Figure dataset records
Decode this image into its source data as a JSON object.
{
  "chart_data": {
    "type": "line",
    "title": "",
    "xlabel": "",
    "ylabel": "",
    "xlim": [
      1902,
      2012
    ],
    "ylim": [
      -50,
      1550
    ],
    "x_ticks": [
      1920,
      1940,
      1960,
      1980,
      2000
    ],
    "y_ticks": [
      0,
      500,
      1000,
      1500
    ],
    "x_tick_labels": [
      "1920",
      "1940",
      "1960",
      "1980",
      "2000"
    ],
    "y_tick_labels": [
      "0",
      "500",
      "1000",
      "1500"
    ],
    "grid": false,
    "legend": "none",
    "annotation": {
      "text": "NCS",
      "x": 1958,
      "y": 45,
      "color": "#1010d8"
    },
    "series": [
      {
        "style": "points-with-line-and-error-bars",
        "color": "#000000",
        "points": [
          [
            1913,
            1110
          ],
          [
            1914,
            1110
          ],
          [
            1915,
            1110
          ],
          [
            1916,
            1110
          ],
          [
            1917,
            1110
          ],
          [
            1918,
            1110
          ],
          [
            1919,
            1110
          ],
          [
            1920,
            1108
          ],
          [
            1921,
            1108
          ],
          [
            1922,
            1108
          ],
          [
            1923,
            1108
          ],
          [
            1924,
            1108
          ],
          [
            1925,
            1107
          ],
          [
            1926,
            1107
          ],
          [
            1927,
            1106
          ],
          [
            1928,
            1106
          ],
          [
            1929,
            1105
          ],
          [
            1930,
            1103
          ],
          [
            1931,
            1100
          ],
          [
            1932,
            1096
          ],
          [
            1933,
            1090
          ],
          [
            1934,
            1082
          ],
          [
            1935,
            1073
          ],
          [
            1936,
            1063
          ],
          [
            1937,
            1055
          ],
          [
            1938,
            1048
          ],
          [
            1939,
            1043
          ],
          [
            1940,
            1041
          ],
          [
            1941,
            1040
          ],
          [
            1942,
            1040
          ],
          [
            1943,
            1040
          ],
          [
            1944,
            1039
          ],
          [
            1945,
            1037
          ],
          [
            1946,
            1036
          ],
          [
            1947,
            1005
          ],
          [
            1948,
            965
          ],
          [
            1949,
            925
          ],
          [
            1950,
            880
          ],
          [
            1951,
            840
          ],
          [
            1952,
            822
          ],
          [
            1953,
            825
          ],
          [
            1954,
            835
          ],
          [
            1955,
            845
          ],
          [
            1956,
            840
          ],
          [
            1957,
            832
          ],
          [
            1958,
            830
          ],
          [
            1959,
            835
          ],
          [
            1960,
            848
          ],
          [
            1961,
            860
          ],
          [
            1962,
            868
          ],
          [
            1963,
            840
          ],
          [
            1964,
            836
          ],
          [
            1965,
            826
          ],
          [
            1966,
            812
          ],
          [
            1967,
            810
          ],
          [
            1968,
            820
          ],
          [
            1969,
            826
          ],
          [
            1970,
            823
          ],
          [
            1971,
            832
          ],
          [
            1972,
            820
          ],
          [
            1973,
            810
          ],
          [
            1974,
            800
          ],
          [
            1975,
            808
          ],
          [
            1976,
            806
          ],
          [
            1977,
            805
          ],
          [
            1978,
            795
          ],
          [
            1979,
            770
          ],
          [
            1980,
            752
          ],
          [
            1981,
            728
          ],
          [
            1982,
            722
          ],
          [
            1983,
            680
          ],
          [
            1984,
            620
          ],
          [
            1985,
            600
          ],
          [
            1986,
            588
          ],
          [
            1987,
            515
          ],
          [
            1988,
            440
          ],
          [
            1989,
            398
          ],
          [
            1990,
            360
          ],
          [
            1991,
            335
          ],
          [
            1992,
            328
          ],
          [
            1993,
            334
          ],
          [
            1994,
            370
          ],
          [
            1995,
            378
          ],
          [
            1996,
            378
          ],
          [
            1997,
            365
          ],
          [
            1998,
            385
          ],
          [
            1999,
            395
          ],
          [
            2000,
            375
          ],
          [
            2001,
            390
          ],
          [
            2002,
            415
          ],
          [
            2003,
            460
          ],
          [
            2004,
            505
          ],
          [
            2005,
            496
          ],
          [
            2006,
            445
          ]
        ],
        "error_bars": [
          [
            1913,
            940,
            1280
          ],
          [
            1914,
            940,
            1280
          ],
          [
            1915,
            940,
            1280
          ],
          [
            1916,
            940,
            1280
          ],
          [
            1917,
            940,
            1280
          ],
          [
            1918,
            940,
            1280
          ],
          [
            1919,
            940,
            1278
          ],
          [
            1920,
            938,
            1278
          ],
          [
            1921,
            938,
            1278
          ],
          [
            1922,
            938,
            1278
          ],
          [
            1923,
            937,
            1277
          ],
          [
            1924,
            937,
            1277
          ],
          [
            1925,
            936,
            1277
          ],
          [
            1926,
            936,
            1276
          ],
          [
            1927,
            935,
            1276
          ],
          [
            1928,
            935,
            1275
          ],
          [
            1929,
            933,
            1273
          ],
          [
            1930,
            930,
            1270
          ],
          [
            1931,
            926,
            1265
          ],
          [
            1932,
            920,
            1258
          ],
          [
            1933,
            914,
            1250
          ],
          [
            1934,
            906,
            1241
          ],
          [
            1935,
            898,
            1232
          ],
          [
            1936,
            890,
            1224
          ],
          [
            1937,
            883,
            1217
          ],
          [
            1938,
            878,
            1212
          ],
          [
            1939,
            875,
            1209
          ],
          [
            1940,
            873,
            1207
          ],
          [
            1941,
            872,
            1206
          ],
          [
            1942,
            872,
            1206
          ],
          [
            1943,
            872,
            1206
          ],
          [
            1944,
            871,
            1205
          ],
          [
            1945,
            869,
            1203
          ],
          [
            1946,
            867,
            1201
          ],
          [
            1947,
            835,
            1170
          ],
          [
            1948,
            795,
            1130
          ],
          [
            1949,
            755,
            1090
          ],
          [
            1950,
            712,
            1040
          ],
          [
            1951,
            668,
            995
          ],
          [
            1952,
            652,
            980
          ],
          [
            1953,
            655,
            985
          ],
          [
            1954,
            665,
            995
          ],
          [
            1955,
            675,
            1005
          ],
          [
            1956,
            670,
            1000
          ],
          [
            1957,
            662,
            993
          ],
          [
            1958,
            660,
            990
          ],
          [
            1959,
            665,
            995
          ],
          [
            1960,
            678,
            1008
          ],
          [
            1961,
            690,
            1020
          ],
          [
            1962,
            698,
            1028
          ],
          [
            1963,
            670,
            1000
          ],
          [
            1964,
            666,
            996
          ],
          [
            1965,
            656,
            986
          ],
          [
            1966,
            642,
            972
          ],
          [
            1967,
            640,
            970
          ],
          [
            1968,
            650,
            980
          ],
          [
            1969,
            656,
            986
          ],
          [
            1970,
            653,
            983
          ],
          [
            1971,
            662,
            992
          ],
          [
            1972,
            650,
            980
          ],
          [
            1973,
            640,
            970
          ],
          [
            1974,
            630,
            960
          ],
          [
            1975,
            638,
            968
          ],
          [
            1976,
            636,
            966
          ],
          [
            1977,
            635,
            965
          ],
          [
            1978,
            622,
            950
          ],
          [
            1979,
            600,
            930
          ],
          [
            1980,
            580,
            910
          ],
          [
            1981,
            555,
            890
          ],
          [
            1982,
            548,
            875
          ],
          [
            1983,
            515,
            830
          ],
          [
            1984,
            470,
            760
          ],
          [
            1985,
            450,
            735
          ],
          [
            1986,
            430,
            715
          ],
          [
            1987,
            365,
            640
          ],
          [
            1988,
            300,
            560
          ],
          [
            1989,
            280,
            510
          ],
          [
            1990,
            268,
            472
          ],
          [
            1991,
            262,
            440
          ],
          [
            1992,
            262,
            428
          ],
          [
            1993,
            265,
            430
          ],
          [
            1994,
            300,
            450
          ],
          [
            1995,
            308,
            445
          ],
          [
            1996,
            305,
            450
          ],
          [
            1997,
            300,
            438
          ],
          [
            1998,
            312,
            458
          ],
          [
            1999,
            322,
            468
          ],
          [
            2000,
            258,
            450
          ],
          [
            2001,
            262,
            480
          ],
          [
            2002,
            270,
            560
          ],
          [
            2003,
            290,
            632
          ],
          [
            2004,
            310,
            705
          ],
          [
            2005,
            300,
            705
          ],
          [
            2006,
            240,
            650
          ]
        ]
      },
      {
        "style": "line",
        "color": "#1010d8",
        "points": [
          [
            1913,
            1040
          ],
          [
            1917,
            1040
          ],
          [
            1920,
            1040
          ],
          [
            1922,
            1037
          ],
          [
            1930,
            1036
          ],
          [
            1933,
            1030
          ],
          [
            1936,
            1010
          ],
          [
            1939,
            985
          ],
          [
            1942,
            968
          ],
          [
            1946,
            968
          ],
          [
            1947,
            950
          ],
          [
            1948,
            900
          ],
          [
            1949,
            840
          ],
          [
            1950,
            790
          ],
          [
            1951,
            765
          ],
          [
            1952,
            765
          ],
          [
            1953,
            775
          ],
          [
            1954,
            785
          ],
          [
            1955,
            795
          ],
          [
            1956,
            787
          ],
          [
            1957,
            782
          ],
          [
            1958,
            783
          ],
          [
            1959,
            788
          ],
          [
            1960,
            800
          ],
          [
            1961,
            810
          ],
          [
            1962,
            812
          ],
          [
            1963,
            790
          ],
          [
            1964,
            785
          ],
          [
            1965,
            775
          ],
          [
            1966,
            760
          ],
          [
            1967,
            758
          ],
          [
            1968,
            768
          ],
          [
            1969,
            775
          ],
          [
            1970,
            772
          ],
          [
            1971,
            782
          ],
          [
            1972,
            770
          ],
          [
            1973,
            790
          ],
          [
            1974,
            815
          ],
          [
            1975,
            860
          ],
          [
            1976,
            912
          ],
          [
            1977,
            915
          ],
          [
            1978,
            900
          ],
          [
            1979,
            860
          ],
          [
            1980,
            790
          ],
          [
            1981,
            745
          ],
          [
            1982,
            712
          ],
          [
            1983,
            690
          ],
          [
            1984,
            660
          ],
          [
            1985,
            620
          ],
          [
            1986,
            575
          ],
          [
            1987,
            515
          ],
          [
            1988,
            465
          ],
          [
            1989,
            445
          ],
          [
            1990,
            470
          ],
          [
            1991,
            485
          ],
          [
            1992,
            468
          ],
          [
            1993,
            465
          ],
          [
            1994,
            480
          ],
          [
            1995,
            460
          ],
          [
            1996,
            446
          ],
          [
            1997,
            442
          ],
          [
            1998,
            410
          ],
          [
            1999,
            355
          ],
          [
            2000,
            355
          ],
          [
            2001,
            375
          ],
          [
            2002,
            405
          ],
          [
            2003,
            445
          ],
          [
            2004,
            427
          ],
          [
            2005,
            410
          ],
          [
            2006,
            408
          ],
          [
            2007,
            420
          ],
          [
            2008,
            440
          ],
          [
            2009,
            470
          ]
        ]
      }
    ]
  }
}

*Your task*
List all lines in the material containing the string "style".

*The reply*
        "style": "points-with-line-and-error-bars",
        "style": "line",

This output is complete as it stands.